### WHAT THE TASK REQUIRES
Show, in full, each line of the data that contains "want".

-- begin INPUT ROWS --

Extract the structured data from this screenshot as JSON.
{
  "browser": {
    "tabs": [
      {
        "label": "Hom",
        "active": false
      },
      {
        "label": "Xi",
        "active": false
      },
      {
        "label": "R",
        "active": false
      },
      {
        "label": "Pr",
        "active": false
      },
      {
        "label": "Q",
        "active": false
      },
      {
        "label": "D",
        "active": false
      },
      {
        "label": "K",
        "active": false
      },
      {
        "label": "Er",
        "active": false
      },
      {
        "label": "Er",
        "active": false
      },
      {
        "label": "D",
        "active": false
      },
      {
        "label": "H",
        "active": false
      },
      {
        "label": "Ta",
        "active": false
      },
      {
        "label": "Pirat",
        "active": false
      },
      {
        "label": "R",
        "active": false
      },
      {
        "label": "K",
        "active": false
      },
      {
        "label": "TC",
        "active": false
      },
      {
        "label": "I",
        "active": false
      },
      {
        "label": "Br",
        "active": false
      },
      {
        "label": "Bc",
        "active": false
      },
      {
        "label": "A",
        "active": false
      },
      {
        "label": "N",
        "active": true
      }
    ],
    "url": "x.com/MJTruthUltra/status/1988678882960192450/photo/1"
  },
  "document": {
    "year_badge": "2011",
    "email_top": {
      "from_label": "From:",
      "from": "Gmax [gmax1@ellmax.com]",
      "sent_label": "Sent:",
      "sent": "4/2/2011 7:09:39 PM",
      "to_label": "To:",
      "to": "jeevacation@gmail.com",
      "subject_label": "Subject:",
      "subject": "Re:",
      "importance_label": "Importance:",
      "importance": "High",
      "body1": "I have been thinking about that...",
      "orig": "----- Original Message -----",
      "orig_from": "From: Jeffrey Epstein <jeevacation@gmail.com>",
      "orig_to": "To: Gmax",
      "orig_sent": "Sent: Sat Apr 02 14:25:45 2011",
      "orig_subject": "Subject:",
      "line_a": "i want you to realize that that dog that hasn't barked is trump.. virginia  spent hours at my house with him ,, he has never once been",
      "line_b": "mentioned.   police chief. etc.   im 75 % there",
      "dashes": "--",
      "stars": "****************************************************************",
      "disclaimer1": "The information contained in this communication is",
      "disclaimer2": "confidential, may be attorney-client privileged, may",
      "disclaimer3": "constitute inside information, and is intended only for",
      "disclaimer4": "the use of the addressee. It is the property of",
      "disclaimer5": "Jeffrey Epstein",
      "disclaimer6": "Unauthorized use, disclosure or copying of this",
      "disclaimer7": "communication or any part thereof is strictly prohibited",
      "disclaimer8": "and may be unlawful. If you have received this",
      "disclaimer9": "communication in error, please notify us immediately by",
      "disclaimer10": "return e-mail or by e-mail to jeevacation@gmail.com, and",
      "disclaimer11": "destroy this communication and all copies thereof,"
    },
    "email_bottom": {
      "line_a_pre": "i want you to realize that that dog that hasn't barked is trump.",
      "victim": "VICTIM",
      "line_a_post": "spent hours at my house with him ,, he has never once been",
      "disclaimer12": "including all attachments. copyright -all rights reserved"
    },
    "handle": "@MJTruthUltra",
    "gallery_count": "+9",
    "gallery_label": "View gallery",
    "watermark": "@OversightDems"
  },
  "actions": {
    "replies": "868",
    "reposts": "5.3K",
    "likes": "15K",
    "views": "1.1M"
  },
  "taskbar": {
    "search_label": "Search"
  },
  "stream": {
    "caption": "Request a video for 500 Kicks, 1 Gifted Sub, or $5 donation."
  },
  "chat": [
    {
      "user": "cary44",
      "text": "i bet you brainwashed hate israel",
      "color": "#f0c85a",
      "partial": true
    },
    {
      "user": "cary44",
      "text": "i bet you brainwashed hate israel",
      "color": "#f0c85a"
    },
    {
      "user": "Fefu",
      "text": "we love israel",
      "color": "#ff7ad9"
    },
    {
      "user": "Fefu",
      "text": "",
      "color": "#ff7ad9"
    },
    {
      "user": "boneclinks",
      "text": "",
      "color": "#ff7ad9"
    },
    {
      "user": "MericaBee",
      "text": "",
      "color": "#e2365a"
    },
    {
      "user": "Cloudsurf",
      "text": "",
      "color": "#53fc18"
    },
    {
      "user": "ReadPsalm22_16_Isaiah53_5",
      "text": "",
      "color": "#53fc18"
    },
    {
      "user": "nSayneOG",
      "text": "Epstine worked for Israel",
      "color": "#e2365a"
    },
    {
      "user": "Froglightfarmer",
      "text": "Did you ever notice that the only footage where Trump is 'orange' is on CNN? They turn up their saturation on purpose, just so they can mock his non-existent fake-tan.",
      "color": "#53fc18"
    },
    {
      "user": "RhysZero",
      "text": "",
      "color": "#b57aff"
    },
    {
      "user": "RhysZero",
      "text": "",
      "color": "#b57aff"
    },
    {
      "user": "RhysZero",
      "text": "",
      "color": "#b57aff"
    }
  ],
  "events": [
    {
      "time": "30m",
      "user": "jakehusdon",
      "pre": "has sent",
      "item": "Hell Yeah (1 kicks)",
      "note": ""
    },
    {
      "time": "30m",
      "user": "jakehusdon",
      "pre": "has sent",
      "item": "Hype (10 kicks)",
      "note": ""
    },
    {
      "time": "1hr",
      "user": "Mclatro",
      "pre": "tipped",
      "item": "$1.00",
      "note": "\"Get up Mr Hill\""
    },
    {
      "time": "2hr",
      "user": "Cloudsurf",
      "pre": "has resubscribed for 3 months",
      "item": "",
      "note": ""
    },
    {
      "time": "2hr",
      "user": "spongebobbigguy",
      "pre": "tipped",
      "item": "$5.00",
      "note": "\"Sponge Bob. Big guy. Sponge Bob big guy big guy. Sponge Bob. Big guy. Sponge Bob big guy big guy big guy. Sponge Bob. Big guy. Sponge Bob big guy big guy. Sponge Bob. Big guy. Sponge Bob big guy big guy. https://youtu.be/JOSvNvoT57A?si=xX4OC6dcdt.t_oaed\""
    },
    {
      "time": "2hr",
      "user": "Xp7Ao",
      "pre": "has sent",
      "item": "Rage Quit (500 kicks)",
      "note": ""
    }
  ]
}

-- end INPUT ROWS --

### SOLUTION FOR THIS TASK
      "line_a": "i want you to realize that that dog that hasn't barked is trump.. virginia  spent hours at my house with him ,, he has never once been",
      "line_a_pre": "i want you to realize that that dog that hasn't barked is trump.",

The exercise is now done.